### Stated task
Copy each line holding the string "this".
##### Provided material #####
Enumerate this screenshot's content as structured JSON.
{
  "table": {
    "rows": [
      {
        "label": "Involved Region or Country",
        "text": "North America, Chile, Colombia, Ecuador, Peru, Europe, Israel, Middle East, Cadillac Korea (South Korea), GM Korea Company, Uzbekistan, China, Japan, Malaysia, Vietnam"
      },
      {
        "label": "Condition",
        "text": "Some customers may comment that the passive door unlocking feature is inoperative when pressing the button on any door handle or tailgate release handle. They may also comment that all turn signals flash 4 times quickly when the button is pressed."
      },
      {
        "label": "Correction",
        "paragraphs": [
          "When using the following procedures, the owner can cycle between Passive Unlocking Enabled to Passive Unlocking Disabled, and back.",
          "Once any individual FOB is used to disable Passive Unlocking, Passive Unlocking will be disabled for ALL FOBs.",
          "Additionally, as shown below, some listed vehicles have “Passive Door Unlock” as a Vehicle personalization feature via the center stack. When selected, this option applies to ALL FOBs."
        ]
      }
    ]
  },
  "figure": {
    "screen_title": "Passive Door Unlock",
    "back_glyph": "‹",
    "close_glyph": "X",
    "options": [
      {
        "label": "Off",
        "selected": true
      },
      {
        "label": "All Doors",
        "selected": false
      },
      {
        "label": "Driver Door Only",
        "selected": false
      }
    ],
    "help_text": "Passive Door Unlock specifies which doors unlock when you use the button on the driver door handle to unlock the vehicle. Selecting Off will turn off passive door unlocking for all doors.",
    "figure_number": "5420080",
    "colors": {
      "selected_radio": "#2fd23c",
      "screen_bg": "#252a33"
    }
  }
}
#####
### Full solution
Enumerate this screenshot's content as structured JSON.
          "Additionally, as shown below, some listed vehicles have “Passive Door Unlock” as a Vehicle personalization feature via the center stack. When selected, this option applies to ALL FOBs."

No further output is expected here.